(Required work): Which lines in the records below contain the word "findings"? Report each of them.

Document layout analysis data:

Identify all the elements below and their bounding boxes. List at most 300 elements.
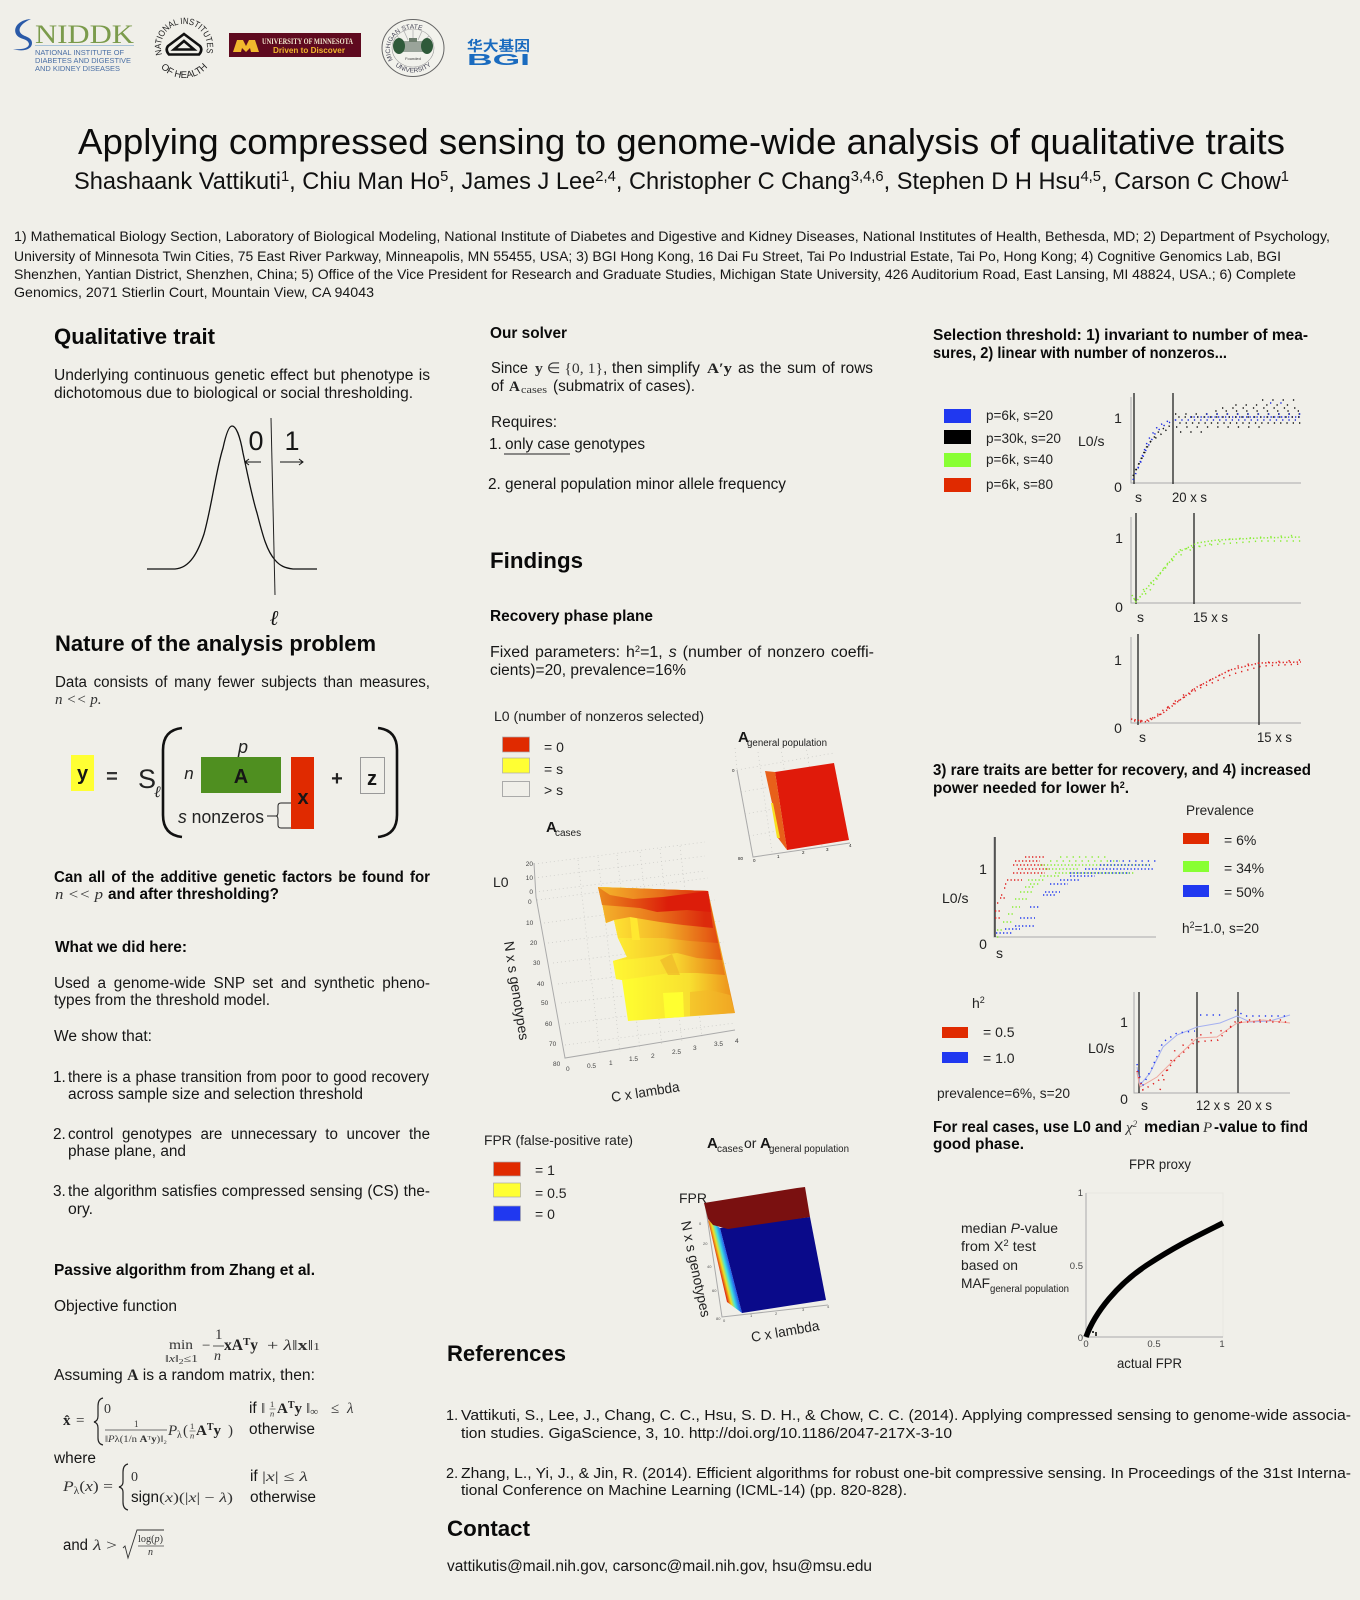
formula: lambda bound: λ > [92,1538,117,1554]
legend: prevalence: = 34% [1224,860,1264,876]
legend: FPR: = 0.5 [535,1185,567,1201]
formula: objective function [165,1327,320,1366]
panel: contact [447,1516,872,1575]
authors: Shashaank Vattikuti [74,168,284,195]
heading: contact: Contact [447,1516,531,1541]
surface plot: A cases: cases [555,828,581,839]
authors: 2,4 [595,168,616,185]
heading: nature of the analysis problem: Nature of the analysis problem [55,631,376,656]
formula: x hat piecewise: ‖ [261,1401,265,1417]
formula: objective function: + λ‖x‖1 [267,1338,320,1354]
formula: P lambda piecewise: 0 [131,1470,138,1485]
surface plot: A cases [493,819,739,1105]
legend: selection threshold series: p=6k, s=40 [986,451,1053,467]
text: where: where [53,1450,96,1467]
chart: FPR proxy: general population [990,1284,1069,1295]
formula: x hat piecewise: λ [346,1401,354,1417]
panel: nature of the analysis problem [54,631,430,903]
chart: L0/s by prevalence: 0 [979,936,987,952]
surface plot: FPR: A [707,1135,718,1152]
authors: , Christopher C Chang [616,168,851,195]
chart: FPR proxy: from X [961,1238,1002,1254]
formula: objective function: ‖x‖ [165,1354,178,1365]
formula: P lambda piecewise: x) = [85,1479,110,1495]
logo: Michigan State University seal: MICHIGAN STATE [386,24,423,62]
heading: real cases [933,1119,1308,1153]
logo: NIDDK: AND KIDNEY DISEASES [35,64,120,73]
surface plot: A general population: 2 [802,850,805,855]
chart: L0/s for s=40: 15 x s [1193,609,1228,625]
heading: our solver: Our solver [490,325,567,342]
list: findings: ory. [68,1201,93,1218]
surface plot: A cases: 0 [528,899,532,906]
surface plot: FPR: cases [717,1144,743,1155]
surface plot: A cases: N x s genotypes [501,940,532,1041]
surface plot: FPR: general population [769,1144,849,1155]
chart: L0/s by h2 [1088,992,1290,1113]
formula: P lambda piecewise: λ [74,1486,80,1497]
legend: h2 [937,995,1070,1101]
formula: x hat piecewise: λ [177,1430,182,1441]
text: solver description: Since [491,360,528,377]
heading: rare traits: . [1125,780,1129,797]
text: qualitative trait description: dichotomous due to biological or social thresholding. [54,385,413,402]
chart: FPR proxy: test [1009,1238,1036,1254]
chart: L0/s for s=40: 1 [1115,530,1123,546]
surface plot: A cases: 2 [651,1053,655,1060]
chart: L0/s for s=20 [1078,393,1301,505]
chart: L0/s for s=20: 0 [1114,479,1122,495]
formula: x hat piecewise: n [270,1408,274,1418]
legend: FPR: = 1 [535,1162,555,1178]
legend: selection threshold series: p=6k, s=20 [986,407,1053,423]
logo: Michigan State University seal: UNIVERSITY [396,62,430,72]
surface plot: FPR: 0 [699,1221,702,1226]
text: solver description: cases [521,385,547,396]
logo: NIDDK [13,19,134,73]
chart: L0/s for s=80: 1 [1114,652,1122,668]
formula: x hat piecewise: T [288,1400,295,1411]
chart: L0/s by prevalence: 1 [979,861,987,877]
logo: NIDDK: DIABETES AND DIGESTIVE [35,56,131,65]
heading: passive algorithm: Passive algorithm from Zhang et al. [54,1262,315,1279]
logo: Michigan State University seal [382,19,444,77]
legend: L0: = 0 [544,739,564,755]
diagram: threshold model equation: x [297,787,309,809]
list: findings: 3. [53,1183,66,1200]
diagram: threshold model equation: p [237,737,248,757]
heading: real cases: -value to find [1214,1119,1308,1136]
legend: h2: = 1.0 [983,1050,1015,1066]
title: Applying compressed sensing to genome-wide analysis of qualitative traits [78,121,1285,162]
text: solver description: as the sum of rows [738,360,873,377]
authors: 3,4,6 [851,168,884,185]
chart: FPR proxy: 1 [1078,1188,1083,1199]
text: solver description [491,360,873,396]
formula: lambda bound: n [148,1547,153,1558]
formula: objective function: 1 [215,1327,222,1343]
text: solver description: A [509,379,520,395]
list: findings: 1. [53,1069,66,1086]
chart: FPR proxy: 0 [1083,1339,1089,1350]
legend: L0: = s [544,761,563,777]
surface plot: A general population [732,729,852,863]
legend: FPR: = 0 [535,1206,555,1222]
heading: real cases: P [1202,1120,1212,1136]
heading: selection threshold: Selection threshold: 1) invariant to number of mea- [933,327,1308,344]
diagram: threshold model equation: s nonzeros [178,806,264,827]
list: findings: the algorithm satisfies compressed sensing (CS) the- [68,1183,430,1200]
text: data description: n << p. [55,692,102,708]
text: solver description: , then simplify [603,360,700,377]
surface plot: A cases: 20 [530,940,538,947]
authors: , Carson C Chow [1101,168,1281,195]
legend: h2: h [972,995,980,1011]
text: requirements: 2. [488,476,501,493]
surface plot: A general population: 80 [738,856,744,861]
panel: what we did here [53,939,430,1218]
formula: x hat piecewise: otherwise [249,1421,315,1438]
chart: L0/s for s=80 [1114,634,1301,745]
legend: L0: > s [544,782,563,798]
logo: BGI: 华大基因 [467,38,530,54]
chart: FPR proxy: 0 [1078,1333,1083,1344]
chart: threshold bell curve [147,418,317,630]
text: fixed parameters: =1, [640,644,669,661]
list: references: Zhang, L., Yi, J., & Jin, R. (2014). Efficient algorithms for robust one-bit compressive sensing. In Proceedings of the 31st Interna- [461,1466,1351,1482]
legend: FPR [484,1132,633,1222]
formula: x hat piecewise: A [277,1401,288,1417]
legend: selection threshold series [944,407,1061,492]
text: objective function label: Objective function [54,1298,177,1315]
diagram: threshold model equation: y [77,763,89,785]
legend: h2: = 0.5 [983,1024,1015,1040]
formula: objective function: min [169,1338,193,1353]
surface plot: A cases: 30 [533,960,541,967]
heading: findings: Findings [490,548,583,573]
chart: L0/s for s=20: 1 [1114,410,1122,426]
formula: P lambda piecewise: sign [131,1489,159,1506]
text: data description: Data consists of many fewer subjects than measures, [55,674,430,691]
diagram: threshold model equation: S [138,764,156,794]
surface plot: A cases: C x lambda [610,1078,681,1105]
heading: what we did here: What we did here: [55,939,187,956]
chart: L0/s for s=20: 20 x s [1172,489,1207,505]
legend: selection threshold series: p=6k, s=80 [986,476,1053,492]
text: contact emails: vattikutis@mail.nih.gov, carsonc@mail.nih.gov, hsu@msu.edu [447,1558,872,1575]
chart: FPR proxy: 0.5 [1147,1339,1161,1350]
chart: FPR proxy: 1 [1219,1339,1225,1350]
text: data description [55,674,430,708]
surface plot: FPR: 4 [827,1304,830,1309]
surface plot: A cases: 40 [537,981,545,988]
logo: University of Minnesota [229,33,361,57]
surface plot: FPR: or [744,1135,757,1151]
formula: P lambda piecewise: P [62,1479,74,1495]
chart: FPR proxy: FPR proxy [1129,1156,1191,1172]
surface plot: FPR: N x s genotypes [678,1219,714,1318]
legend: FPR: FPR (false-positive rate) [484,1132,633,1148]
surface plot: A cases: 10 [526,875,533,882]
heading: selection threshold: sures, 2) linear with number of nonzeros... [933,345,1227,362]
surface plot: A cases: L0 [493,874,509,890]
list: findings: 2. [53,1126,66,1143]
heading: real cases: good phase. [933,1136,1024,1153]
text: qualitative trait description: Underlying continuous genetic effect but phenotype is [54,367,430,384]
legend: h2: prevalence=6%, s=20 [937,1085,1070,1101]
surface plot: A cases: 3.5 [714,1041,723,1048]
logo: Michigan State University seal: Founded [405,56,421,61]
authors: 1 [1281,168,1289,185]
surface plot: FPR: 60 [712,1288,717,1293]
surface plot: FPR: 40 [707,1264,712,1269]
surface plot: FPR: A [760,1135,771,1152]
legend: selection threshold series: p=30k, s=20 [986,430,1061,446]
chart: L0/s by h2: 20 x s [1237,1097,1272,1113]
text: requirements: general population minor allele frequency [505,476,786,493]
text: fixed parameters: cients)=20, prevalence=16% [490,662,686,679]
formula: x hat piecewise: ≤ [331,1401,339,1417]
panel: rare traits [933,762,1311,1113]
formula: x hat piecewise [63,1398,354,1445]
text: question: and after thresholding? [108,886,279,903]
chart: L0/s for s=80: s [1139,729,1146,745]
panel: findings [484,548,874,1345]
text: solver description: (submatrix of cases). [553,378,695,395]
formula: P lambda piecewise: (x)(|x| − λ) [159,1491,233,1506]
logo: NIH: NATIONAL INSTITUTES [154,18,214,56]
formula: x hat piecewise: 1 [134,1419,138,1429]
surface plot: A cases: 0.5 [587,1063,596,1070]
chart: L0/s for s=20: L0/s [1078,433,1104,449]
formula: x hat piecewise: 0 [104,1402,111,1417]
chart: L0/s by prevalence [942,837,1157,961]
formula: x hat piecewise: = [76,1413,84,1429]
formula: P lambda piecewise: |x| ≤ λ [262,1470,308,1485]
logo: NIDDK: NATIONAL INSTITUTE OF [35,48,124,57]
chart: FPR proxy: median P-value [961,1220,1058,1236]
surface plot: A general population: 3 [826,847,829,852]
chart: L0/s for s=20: s [1135,489,1142,505]
text: fixed parameters: 2 [635,644,640,654]
subheading: recovery phase plane: Recovery phase plane [490,608,653,625]
formula: x hat piecewise: ‖ [306,1401,310,1417]
legend: prevalence: = 50% [1224,884,1264,900]
logo: NIH: OF HEALTH [162,63,208,78]
legend: prevalence: Prevalence [1186,802,1254,818]
diagram: threshold model equation: = [106,766,118,788]
chart: L0/s by prevalence: L0/s [942,890,968,906]
text: assuming: Assuming A is a random matrix, then: [54,1367,315,1384]
chart: L0/s for s=80: 15 x s [1257,729,1292,745]
diagram: threshold model equation: + [331,768,343,790]
heading: real cases: median [1144,1119,1200,1136]
surface plot: A general population: 0 [732,768,735,773]
list: findings: phase plane, and [68,1143,186,1160]
chart: FPR proxy [961,1156,1225,1371]
formula: objective function: ≤1 [184,1354,198,1365]
heading: real cases: χ [1126,1120,1133,1136]
formula: x hat piecewise: P [167,1423,177,1439]
text: question: Can all of the additive genetic factors be found for [54,869,430,886]
list: references: 1. [446,1408,458,1424]
text: requirements: Requires: [491,414,557,431]
text: methods: We show that: [54,1028,152,1045]
formula: objective function: − [202,1338,210,1354]
authors: , Chiu Man Ho [289,168,440,195]
formula: x hat piecewise: ∞ [310,1406,318,1418]
text: methods: types from the threshold model. [54,992,270,1009]
list: references: tion studies. GigaScience, 3, 10. http://doi.org/10.1186/2047-217X-3-10 [461,1426,952,1442]
authors: , James J Lee [448,168,595,195]
heading: real cases: 2 [1133,1119,1138,1129]
heading: rare traits: power needed for lower h [933,780,1119,797]
chart: FPR proxy: MAF [961,1275,990,1291]
heading: real cases: For real cases, use L0 and [933,1119,1122,1136]
logo: BGI: BGI [467,52,530,69]
surface plot: FPR: 2 [775,1311,778,1316]
list: findings: there is a phase transition from poor to good recovery [68,1069,429,1086]
formula: objective function: T [243,1336,251,1348]
legend: h2: 2 [980,995,985,1005]
surface plot: A cases: 1 [609,1060,613,1067]
panel: references [446,1341,1351,1499]
surface plot: A cases: 2.5 [672,1049,681,1056]
surface plot: A cases: 50 [541,1000,549,1007]
formula: P lambda piecewise: if [250,1468,258,1485]
authors: 1 [281,168,289,185]
authors: 4,5 [1080,168,1101,185]
authors: , Stephen D H Hsu [884,168,1080,195]
surface plot: A cases: 60 [545,1021,553,1028]
text: requirements: only case genotypes [505,436,645,453]
chart: L0/s by h2: L0/s [1088,1040,1114,1056]
heading: rare traits: 3) rare traits are better for recovery, and 4) increased [933,762,1311,779]
legend: prevalence: =1.0, s=20 [1194,920,1259,936]
text: requirements [488,414,786,493]
surface plot: A cases: 1.5 [629,1056,638,1063]
surface plot: A cases: 0 [566,1066,570,1073]
list: references: 2. [446,1466,458,1482]
formula: lambda bound: log(p) [138,1534,163,1545]
formula: x hat piecewise: y [295,1401,303,1417]
surface plot: A general population: 0 [753,858,756,863]
formula: x hat piecewise: T [207,1422,214,1433]
formula: x hat piecewise: if [249,1400,257,1417]
panel: selection threshold [933,327,1308,745]
surface plot: A cases: 80 [553,1061,561,1068]
surface plot: FPR: 1 [750,1313,753,1318]
surface plot: FPR: C x lambda [750,1317,821,1345]
chart: FPR proxy: 0.5 [1070,1261,1083,1272]
affiliations [14,228,1330,300]
list: references [446,1408,1351,1499]
formula: x hat piecewise: ( [183,1423,188,1439]
surface plot: A general population: 1 [777,854,780,859]
affiliations: Shenzhen, Yantian District, Shenzhen, China; 5) Office of the Vice President for Research and Graduate Studies, Michigan State University, 426 Auditorium Road, East Lansing, MI 48824, USA.; 6) Complete [14,266,1296,282]
heading: references: References [447,1341,566,1366]
surface plot: FPR: 80 [716,1316,721,1321]
text: requirements: 1. [489,436,502,453]
heading: rare traits [933,762,1311,797]
list: references: tional Conference on Machine Learning (ICML-14) (pp. 820-828). [461,1483,907,1499]
formula: x hat piecewise: ) [228,1423,233,1439]
chart: FPR proxy: actual FPR [1117,1355,1182,1371]
heading: qualitative trait: Qualitative trait [54,324,216,349]
surface plot: A cases: 0 [529,889,533,896]
text: question [54,869,430,903]
chart: threshold bell curve: ℓ [270,606,279,630]
formula: P lambda piecewise [62,1464,316,1510]
formula: objective function: 2 [179,1358,184,1366]
text: methods: Used a genome-wide SNP set and synthetic pheno- [54,975,430,992]
legend: L0 [494,708,704,798]
panel: real cases [933,1119,1308,1371]
chart: L0/s for s=40 [1115,513,1301,625]
affiliations: 1) Mathematical Biology Section, Laboratory of Biological Modeling, National Institute of Diabetes and Digestive and Kidney Diseases, National Institutes of Health, Bethesda, MD; 2) Department of Psychology, [14,228,1330,244]
text: solver description: y ∈ {0, 1} [535,361,603,377]
surface plot: A general population: general population [747,738,827,749]
formula: x hat piecewise: n [190,1430,194,1440]
diagram: threshold model equation: A [234,766,248,788]
formula: objective function: n [214,1349,221,1364]
formula: x hat piecewise: 1 [270,1399,274,1409]
legend: prevalence [1182,802,1264,936]
chart: L0/s for s=40: s [1137,609,1144,625]
text: fixed parameters [490,644,874,679]
surface plot: A cases: 20 [526,861,533,868]
surface plot: A general population: A [738,729,749,746]
chart: threshold bell curve: 0 [248,426,264,456]
authors: 5 [440,168,448,185]
text: methods [54,975,430,1045]
surface plot: A cases: A [546,819,557,836]
list: findings: across sample size and selection threshold [68,1086,363,1103]
logo: NIH [154,18,214,78]
list: findings: control genotypes are unnecessary to uncover the [68,1126,430,1143]
panel: qualitative trait [54,324,430,630]
text: solver description: of [491,378,505,395]
surface plot: FPR: 3 [802,1307,805,1312]
formula: P lambda piecewise: otherwise [250,1489,316,1506]
heading: selection threshold [933,327,1308,362]
formula: x hat piecewise: 1 [190,1421,194,1431]
chart: FPR proxy: based on [961,1257,1018,1273]
text: solver description: A′y [707,361,733,377]
text: question: n << p [55,887,104,903]
chart: L0/s by h2: 12 x s [1196,1097,1230,1113]
legend: prevalence: 2 [1190,920,1194,930]
legend: L0: L0 (number of nonzeros selected) [494,708,704,724]
list: findings [53,1069,430,1218]
legend: prevalence: = 6% [1224,832,1256,848]
panel: our solver [488,325,873,493]
text: fixed parameters: s (number of nonzero coeffi- [669,644,867,661]
formula: x hat piecewise: ‖Pλ(1/n Aᵀy)‖₂ [105,1434,167,1444]
chart: L0/s by prevalence: s [996,945,1003,961]
formula: lambda bound: and [63,1537,88,1554]
surface plot: A cases: 4 [735,1038,739,1045]
surface plot: A cases: 3 [693,1045,697,1052]
logo: NIDDK: NIDDK [35,20,134,49]
panel: passive algorithm [53,1262,354,1558]
logo: University of Minnesota: Driven to Discover [273,46,345,55]
chart: L0/s for s=40: 0 [1115,599,1123,615]
logo: University of Minnesota: UNIVERSITY OF MINNESOTA [262,37,353,46]
legend: prevalence: h [1182,920,1190,936]
chart: FPR proxy: 2 [1004,1238,1009,1248]
diagram: threshold model equation: z [367,768,377,790]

(Written answer):
list: findings: ory. [68,1201,93,1218]
list: findings: 3. [53,1183,66,1200]
list: findings: 1. [53,1069,66,1086]
list: findings: the algorithm satisfies compressed sensing (CS) the- [68,1183,430,1200]
heading: findings: Findings [490,548,583,573]
list: findings: 2. [53,1126,66,1143]
panel: findings [484,548,874,1345]
list: findings: phase plane, and [68,1143,186,1160]
list: findings: there is a phase transition from poor to good recovery [68,1069,429,1086]
list: findings: across sample size and selection threshold [68,1086,363,1103]
list: findings: control genotypes are unnecessary to uncover the [68,1126,430,1143]
list: findings [53,1069,430,1218]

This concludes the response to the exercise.